[Dataset entries]
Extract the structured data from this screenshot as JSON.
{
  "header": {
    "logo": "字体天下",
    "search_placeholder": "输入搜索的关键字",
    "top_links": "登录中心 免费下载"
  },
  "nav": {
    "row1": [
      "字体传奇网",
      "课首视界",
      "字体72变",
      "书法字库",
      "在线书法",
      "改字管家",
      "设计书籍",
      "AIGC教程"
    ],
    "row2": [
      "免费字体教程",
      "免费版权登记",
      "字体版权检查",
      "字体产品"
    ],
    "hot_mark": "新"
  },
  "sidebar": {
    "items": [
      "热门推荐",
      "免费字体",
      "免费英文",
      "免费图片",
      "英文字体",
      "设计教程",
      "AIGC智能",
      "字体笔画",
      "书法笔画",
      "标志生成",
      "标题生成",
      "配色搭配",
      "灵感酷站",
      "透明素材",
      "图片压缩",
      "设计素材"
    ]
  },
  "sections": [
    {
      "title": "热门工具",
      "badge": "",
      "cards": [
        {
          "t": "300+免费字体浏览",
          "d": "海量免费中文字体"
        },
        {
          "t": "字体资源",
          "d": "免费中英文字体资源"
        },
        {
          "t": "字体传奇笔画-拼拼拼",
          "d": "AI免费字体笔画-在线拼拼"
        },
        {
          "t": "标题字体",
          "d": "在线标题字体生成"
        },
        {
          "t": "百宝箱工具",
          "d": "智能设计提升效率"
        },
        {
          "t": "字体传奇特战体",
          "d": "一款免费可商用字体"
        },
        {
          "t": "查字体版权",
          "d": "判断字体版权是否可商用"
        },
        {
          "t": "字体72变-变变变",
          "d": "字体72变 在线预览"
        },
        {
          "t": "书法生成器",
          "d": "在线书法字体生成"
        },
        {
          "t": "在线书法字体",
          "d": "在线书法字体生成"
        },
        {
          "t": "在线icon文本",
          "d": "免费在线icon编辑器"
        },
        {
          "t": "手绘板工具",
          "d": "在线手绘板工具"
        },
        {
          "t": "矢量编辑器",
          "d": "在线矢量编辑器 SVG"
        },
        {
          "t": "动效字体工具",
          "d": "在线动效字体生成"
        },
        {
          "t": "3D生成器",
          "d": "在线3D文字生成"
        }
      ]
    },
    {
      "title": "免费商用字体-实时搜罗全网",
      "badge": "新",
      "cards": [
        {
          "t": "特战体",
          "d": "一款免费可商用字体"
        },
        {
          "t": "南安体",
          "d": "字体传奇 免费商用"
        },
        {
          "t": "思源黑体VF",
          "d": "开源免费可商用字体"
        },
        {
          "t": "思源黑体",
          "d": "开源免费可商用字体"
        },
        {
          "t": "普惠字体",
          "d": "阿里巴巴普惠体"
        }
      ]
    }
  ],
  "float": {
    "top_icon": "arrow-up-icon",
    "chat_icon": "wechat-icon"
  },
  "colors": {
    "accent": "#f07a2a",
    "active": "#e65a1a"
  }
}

> [What to work on] Each entry above is to be quoted exactly.

> [Answer for this exercise]
Extract the structured data from this screenshot as JSON.
{
  "header": {
    "logo": "字体天下",
    "search_placeholder": "输入搜索的关键字",
    "top_links": "登录中心 免费下载"
  },
  "nav": {
    "row1": [
      "字体传奇网",
      "课首视界",
      "字体72变",
      "书法字库",
      "在线书法",
      "改字管家",
      "设计书籍",
      "AIGC教程"
    ],
    "row2": [
      "免费字体教程",
      "免费版权登记",
      "字体版权检查",
      "字体产品"
    ],
    "hot_mark": "新"
  },
  "sidebar": {
    "items": [
      "热门推荐",
      "免费字体",
      "免费英文",
      "免费图片",
      "英文字体",
      "设计教程",
      "AIGC智能",
      "字体笔画",
      "书法笔画",
      "标志生成",
      "标题生成",
      "配色搭配",
      "灵感酷站",
      "透明素材",
      "图片压缩",
      "设计素材"
    ]
  },
  "sections": [
    {
      "title": "热门工具",
      "badge": "",
      "cards": [
        {
          "t": "300+免费字体浏览",
          "d": "海量免费中文字体"
        },
        {
          "t": "字体资源",
          "d": "免费中英文字体资源"
        },
        {
          "t": "字体传奇笔画-拼拼拼",
          "d": "AI免费字体笔画-在线拼拼"
        },
        {
          "t": "标题字体",
          "d": "在线标题字体生成"
        },
        {
          "t": "百宝箱工具",
          "d": "智能设计提升效率"
        },
        {
          "t": "字体传奇特战体",
          "d": "一款免费可商用字体"
        },
        {
          "t": "查字体版权",
          "d": "判断字体版权是否可商用"
        },
        {
          "t": "字体72变-变变变",
          "d": "字体72变 在线预览"
        },
        {
          "t": "书法生成器",
          "d": "在线书法字体生成"
        },
        {
          "t": "在线书法字体",
          "d": "在线书法字体生成"
        },
        {
          "t": "在线icon文本",
          "d": "免费在线icon编辑器"
        },
        {
          "t": "手绘板工具",
          "d": "在线手绘板工具"
        },
        {
          "t": "矢量编辑器",
          "d": "在线矢量编辑器 SVG"
        },
        {
          "t": "动效字体工具",
          "d": "在线动效字体生成"
        },
        {
          "t": "3D生成器",
          "d": "在线3D文字生成"
        }
      ]
    },
    {
      "title": "免费商用字体-实时搜罗全网",
      "badge": "新",
      "cards": [
        {
          "t": "特战体",
          "d": "一款免费可商用字体"
        },
        {
          "t": "南安体",
          "d": "字体传奇 免费商用"
        },
        {
          "t": "思源黑体VF",
          "d": "开源免费可商用字体"
        },
        {
          "t": "思源黑体",
          "d": "开源免费可商用字体"
        },
        {
          "t": "普惠字体",
          "d": "阿里巴巴普惠体"
        }
      ]
    }
  ],
  "float": {
    "top_icon": "arrow-up-icon",
    "chat_icon": "wechat-icon"
  },
  "colors": {
    "accent": "#f07a2a",
    "active": "#e65a1a"
  }
}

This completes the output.